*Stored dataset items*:

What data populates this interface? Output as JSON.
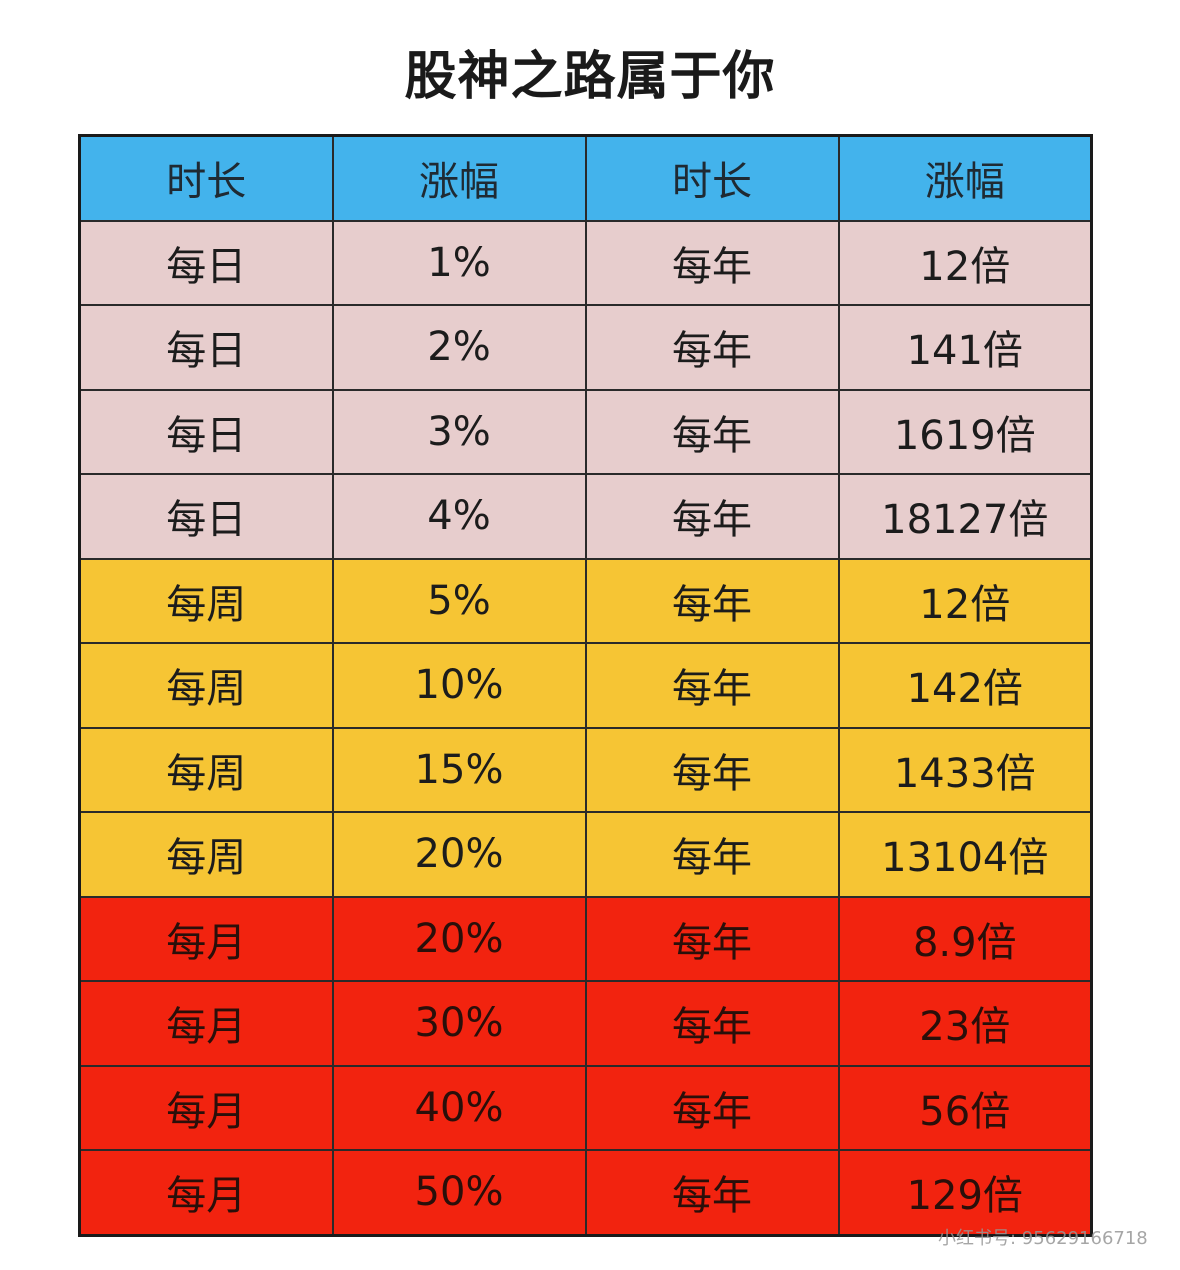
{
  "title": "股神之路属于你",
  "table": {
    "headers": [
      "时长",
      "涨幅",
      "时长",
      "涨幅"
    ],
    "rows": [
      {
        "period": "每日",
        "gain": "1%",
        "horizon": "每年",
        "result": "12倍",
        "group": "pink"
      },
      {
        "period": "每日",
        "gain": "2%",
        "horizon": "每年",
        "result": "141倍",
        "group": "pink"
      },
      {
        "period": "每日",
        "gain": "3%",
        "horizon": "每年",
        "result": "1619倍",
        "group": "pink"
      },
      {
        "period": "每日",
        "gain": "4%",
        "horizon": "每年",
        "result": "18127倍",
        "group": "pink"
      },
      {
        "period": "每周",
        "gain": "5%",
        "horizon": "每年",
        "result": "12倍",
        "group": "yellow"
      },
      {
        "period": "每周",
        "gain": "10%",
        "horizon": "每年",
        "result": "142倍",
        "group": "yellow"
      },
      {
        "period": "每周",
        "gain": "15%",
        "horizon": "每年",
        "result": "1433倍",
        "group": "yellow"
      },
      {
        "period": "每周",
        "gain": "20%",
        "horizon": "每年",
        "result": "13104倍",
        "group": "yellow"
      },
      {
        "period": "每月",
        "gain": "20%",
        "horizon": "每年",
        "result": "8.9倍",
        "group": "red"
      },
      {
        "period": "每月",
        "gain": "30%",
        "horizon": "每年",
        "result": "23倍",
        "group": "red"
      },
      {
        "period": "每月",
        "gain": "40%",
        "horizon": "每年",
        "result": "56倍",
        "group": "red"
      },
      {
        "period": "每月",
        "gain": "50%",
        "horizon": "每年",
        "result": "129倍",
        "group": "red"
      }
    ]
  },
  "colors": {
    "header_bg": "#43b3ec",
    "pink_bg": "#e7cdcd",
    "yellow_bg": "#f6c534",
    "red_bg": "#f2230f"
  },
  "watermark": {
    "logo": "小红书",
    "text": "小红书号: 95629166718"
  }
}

* * *

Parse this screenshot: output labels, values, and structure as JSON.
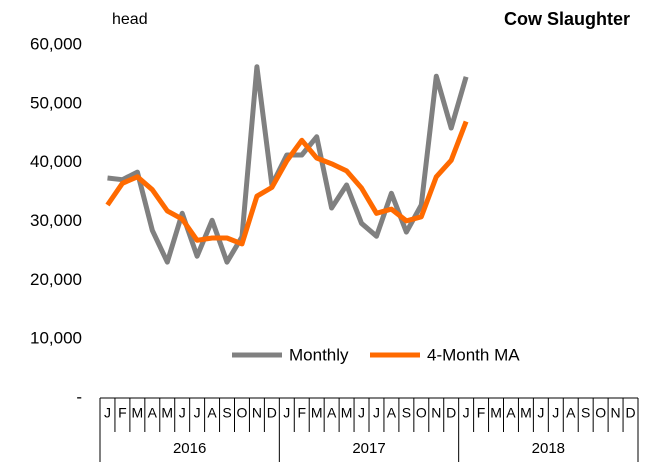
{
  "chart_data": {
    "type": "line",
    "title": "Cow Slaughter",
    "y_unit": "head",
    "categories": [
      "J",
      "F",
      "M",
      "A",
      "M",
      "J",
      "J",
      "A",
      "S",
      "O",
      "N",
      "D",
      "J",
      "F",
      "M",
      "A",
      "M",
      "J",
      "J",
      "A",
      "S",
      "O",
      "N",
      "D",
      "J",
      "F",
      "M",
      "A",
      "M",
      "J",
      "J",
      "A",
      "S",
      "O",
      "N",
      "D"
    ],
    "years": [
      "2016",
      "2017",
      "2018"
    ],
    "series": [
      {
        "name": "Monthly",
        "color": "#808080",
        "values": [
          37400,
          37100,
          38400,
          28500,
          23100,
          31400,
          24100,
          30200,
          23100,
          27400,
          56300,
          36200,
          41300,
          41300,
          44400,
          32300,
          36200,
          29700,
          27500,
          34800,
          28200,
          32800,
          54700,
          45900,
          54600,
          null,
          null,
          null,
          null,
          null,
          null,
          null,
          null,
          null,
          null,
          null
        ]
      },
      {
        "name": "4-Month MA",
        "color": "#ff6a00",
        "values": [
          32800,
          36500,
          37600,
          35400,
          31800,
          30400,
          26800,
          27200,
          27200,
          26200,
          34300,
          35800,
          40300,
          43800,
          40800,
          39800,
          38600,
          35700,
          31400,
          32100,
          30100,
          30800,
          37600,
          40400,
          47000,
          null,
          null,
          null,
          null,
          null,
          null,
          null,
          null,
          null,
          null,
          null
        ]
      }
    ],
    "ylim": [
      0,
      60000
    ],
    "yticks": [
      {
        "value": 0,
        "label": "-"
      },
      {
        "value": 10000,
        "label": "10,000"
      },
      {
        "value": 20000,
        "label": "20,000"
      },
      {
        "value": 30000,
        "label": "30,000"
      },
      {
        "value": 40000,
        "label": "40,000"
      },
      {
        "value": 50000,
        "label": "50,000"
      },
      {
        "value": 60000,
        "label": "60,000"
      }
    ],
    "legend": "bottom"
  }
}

...

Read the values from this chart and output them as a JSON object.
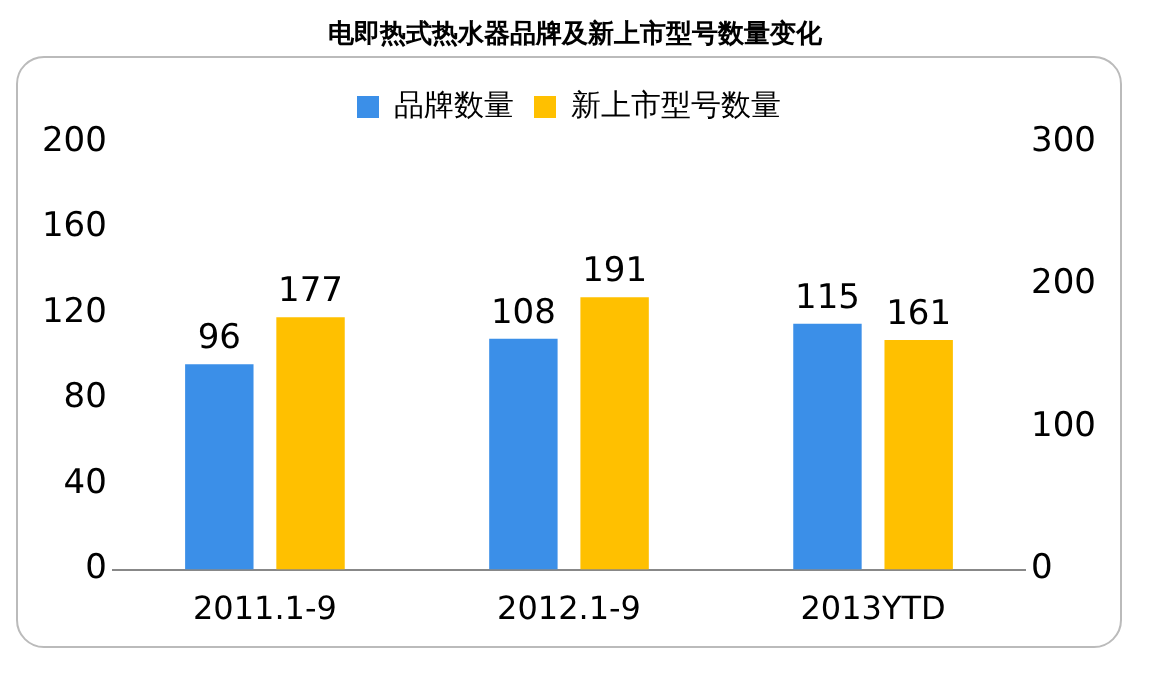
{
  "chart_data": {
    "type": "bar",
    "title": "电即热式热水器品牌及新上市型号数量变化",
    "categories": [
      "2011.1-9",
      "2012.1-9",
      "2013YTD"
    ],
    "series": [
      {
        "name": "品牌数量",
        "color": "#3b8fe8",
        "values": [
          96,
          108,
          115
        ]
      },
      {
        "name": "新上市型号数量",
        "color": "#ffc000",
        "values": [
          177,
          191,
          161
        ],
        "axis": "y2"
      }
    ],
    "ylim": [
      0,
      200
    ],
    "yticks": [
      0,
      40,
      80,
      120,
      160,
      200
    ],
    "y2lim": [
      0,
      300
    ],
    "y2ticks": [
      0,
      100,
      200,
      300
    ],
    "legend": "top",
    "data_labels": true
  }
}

*WHAT THE TASK ASKS*: Look through the listing above. Pick out each line with "this" and copy it.

*TASK ANSWER*:
What data populates this interface? Output as JSON.
Parse this screenshot: output labels, values, and structure as JSON.
Read the values from this chart and output them as a JSON object.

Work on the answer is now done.